» **SHORT PROBLEM**: Give every line from the entries that contains "smile".

» **Data records**:
- - - - -

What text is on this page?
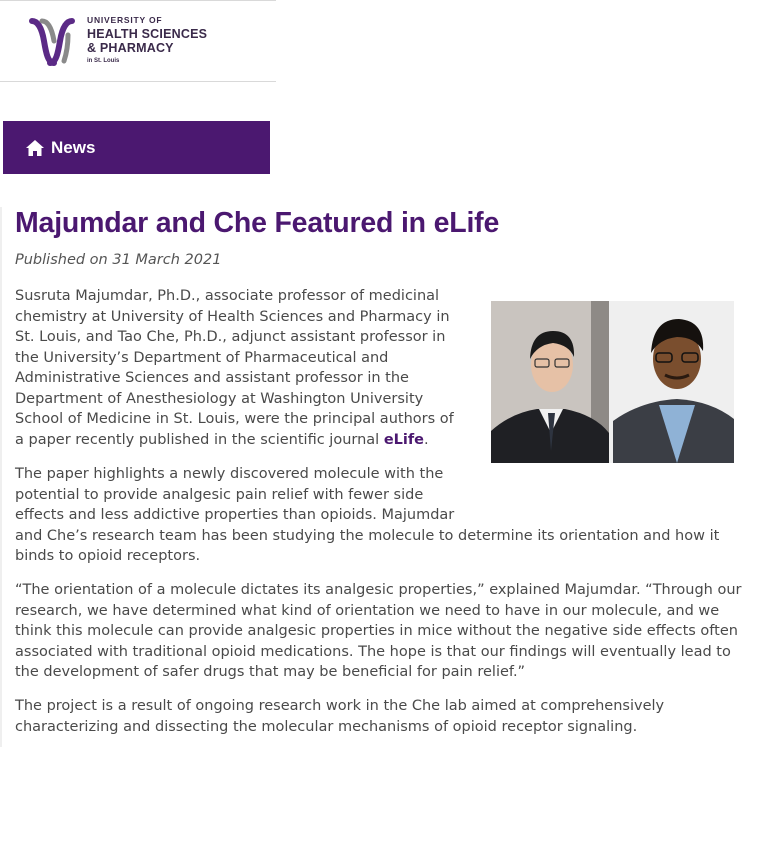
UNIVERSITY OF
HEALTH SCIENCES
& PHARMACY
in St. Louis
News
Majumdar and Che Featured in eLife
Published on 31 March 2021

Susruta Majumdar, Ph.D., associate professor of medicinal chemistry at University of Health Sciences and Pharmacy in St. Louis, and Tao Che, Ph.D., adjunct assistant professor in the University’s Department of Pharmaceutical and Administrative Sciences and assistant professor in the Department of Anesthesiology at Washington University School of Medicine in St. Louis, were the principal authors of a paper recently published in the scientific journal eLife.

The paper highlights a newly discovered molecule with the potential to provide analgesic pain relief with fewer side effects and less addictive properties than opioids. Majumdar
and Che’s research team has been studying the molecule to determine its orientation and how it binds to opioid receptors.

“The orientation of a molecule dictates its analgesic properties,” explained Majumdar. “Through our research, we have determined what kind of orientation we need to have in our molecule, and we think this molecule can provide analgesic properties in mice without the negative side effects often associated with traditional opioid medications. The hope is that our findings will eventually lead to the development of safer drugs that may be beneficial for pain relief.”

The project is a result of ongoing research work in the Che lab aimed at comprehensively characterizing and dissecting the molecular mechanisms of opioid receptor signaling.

- - - - -

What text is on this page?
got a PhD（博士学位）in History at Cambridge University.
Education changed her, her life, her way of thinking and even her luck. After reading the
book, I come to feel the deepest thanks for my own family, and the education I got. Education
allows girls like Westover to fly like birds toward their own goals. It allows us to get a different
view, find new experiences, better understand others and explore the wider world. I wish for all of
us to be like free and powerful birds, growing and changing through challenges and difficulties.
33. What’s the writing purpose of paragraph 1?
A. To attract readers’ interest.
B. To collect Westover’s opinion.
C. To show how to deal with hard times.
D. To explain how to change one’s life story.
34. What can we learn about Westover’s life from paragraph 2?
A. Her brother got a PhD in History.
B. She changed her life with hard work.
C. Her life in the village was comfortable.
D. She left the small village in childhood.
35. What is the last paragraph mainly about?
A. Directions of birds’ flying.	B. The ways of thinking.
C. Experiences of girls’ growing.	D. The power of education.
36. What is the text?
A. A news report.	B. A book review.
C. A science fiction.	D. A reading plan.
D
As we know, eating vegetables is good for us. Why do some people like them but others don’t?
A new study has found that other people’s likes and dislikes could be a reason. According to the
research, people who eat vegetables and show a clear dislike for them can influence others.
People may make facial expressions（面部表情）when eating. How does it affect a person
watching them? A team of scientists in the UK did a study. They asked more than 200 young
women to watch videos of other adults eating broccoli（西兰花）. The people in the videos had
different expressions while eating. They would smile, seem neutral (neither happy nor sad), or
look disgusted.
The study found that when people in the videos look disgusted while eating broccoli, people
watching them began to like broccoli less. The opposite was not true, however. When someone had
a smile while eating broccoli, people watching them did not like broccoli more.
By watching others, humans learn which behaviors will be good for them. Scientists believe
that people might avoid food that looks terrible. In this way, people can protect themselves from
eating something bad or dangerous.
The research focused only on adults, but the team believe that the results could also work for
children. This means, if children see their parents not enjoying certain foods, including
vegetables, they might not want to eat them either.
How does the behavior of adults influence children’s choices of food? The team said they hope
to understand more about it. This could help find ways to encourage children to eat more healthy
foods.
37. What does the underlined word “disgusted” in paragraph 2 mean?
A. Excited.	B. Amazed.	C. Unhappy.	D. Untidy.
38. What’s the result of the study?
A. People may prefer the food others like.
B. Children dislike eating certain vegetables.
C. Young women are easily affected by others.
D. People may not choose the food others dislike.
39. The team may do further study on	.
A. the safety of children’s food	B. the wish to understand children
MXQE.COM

- - - - -

» **EXPECTED ANSWER**:
different expressions while eating. They would smile, seem neutral (neither happy nor sad), or
a smile while eating broccoli, people watching them did not like broccoli more.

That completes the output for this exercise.